* WHAT THE TASK ASKS *
Using the records below, locate all lines containing "детей" and return them.

+ + + +

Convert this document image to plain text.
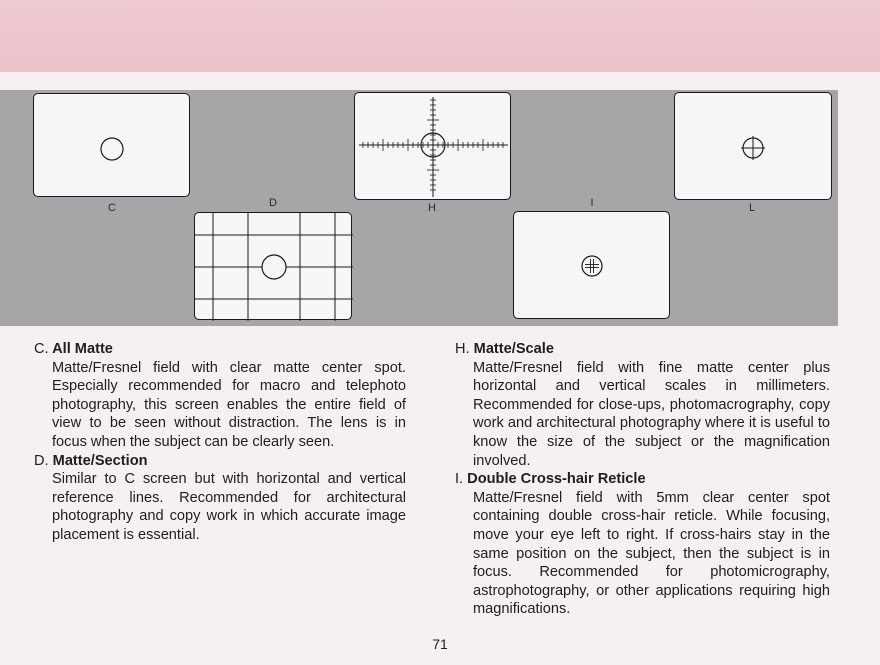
C	D	H	I	L
C. All Matte
Matte/Fresnel field with clear matte center spot. Especially recommended for macro and telephoto photography, this screen enables the entire field of view to be seen without distraction. The lens is in focus when the subject can be clearly seen.
D. Matte/Section
Similar to C screen but with horizontal and vertical reference lines. Recommended for architectural photography and copy work in which accurate image placement is essential.
H. Matte/Scale
Matte/Fresnel field with fine matte center plus horizontal and vertical scales in millimeters. Recommended for close-ups, photomacrography, copy work and architectural photography where it is useful to know the size of the subject or the magnification involved.
I. Double Cross-hair Reticle
Matte/Fresnel field with 5mm clear center spot containing double cross-hair reticle. While focusing, move your eye left to right. If cross-hairs stay in the same position on the subject, then the subject is in focus. Recommended for photomicrography, astrophotography, or other applications requiring high magnifications.
71
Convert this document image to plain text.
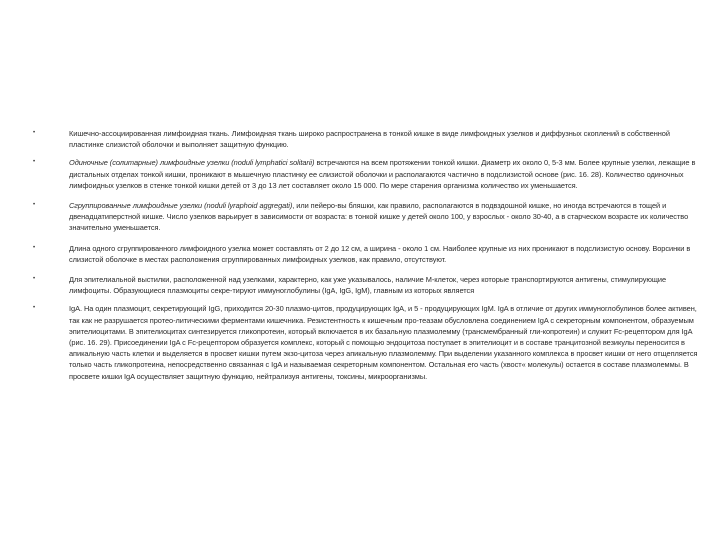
•	Кишечно-ассоциированная лимфоидная ткань. Лимфоидная ткань широко распространена в тонкой кишке в виде лимфоидных узелков и диффузных скоплений в собственной пластинке слизистой оболочки и выполняет защитную функцию.
•	Одиночные (солитарные) лимфоидные узелки (noduli lymphatici solitarii) встречаются на всем протяжении тонкой кишки. Диаметр их около 0, 5-3 мм. Более крупные узелки, лежащие в дистальных отделах тонкой кишки, проникают в мышечную пластинку ее слизистой оболочки и располагаются частично в подслизистой основе (рис. 16. 28). Количество одиночных лимфоидных узелков в стенке тонкой кишки детей от 3 до 13 лет составляет около 15 000. По мере старения организма количество их уменьшается.
•	Сгруппированные лимфоидные узелки (noduli lyraphoid aggregati), или пейеро-вы бляшки, как правило, располагаются в подвздошной кишке, но иногда встречаются в тощей и двенадцатиперстной кишке. Число узелков варьирует в зависимости от возраста: в тонкой кишке у детей около 100, у взрослых - около 30-40, а в старческом возрасте их количество значительно уменьшается.
•	Длина одного сгруппированного лимфоидного узелка может составлять от 2 до 12 см, а ширина - около 1 см. Наиболее крупные из них проникают в подслизистую основу. Ворсинки в слизистой оболочке в местах расположения сгруппированных лимфоидных узелков, как правило, отсутствуют.
•	Для эпителиальной выстилки, расположенной над узелками, характерно, как уже указывалось, наличие М-клеток, через которые транспортируются антигены, стимулирующие лимфоциты. Образующиеся плазмоциты секре-тируют иммуноглобулины (IgA, IgG, IgM), главным из которых является
•	IgA. На один плазмоцит, секретирующий IgG, приходится 20-30 плазмо-цитов, продуцирующих IgA, и 5 - продуцирующих IgM. IgA в отличие от других иммуноглобулинов более активен, так как не разрушается протео-литическими ферментами кишечника. Резистентность к кишечным про-теазам обусловлена соединением IgA с секреторным компонентом, образуемым эпителиоцитами. В эпителиоцитах синтезируется гликопротеин, который включается в их базальную плазмолемму (трансмембранный гли-копротеин) и служит Fc-рецептором для IgA (рис. 16. 29). Присоединении IgA с Fc-рецептором образуется комплекс, который с помощью эндоцитоза поступает в эпителиоцит и в составе транцитозной везикулы переносится в апикальную часть клетки и выделяется в просвет кишки путем экзо-цитоза через апикальную плазмолемму. При выделении указанного комплекса в просвет кишки от него отщепляется только часть гликопротеина, непосредственно связанная с IgA и называемая секреторным компонентом. Остальная его часть (хвост« молекулы) остается в составе плазмолеммы. В просвете кишки IgA осуществляет защитную функцию, нейтрализуя антигены, токсины, микроорганизмы.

+ + + +

* FULL OUTPUT *
•	Одиночные (солитарные) лимфоидные узелки (noduli lymphatici solitarii) встречаются на всем протяжении тонкой кишки. Диаметр их около 0, 5-3 мм. Более крупные узелки, лежащие в дистальных отделах тонкой кишки, проникают в мышечную пластинку ее слизистой оболочки и располагаются частично в подслизистой основе (рис. 16. 28). Количество одиночных лимфоидных узелков в стенке тонкой кишки детей от 3 до 13 лет составляет около 15 000. По мере старения организма количество их уменьшается.
•	Сгруппированные лимфоидные узелки (noduli lyraphoid aggregati), или пейеро-вы бляшки, как правило, располагаются в подвздошной кишке, но иногда встречаются в тощей и двенадцатиперстной кишке. Число узелков варьирует в зависимости от возраста: в тонкой кишке у детей около 100, у взрослых - около 30-40, а в старческом возрасте их количество значительно уменьшается.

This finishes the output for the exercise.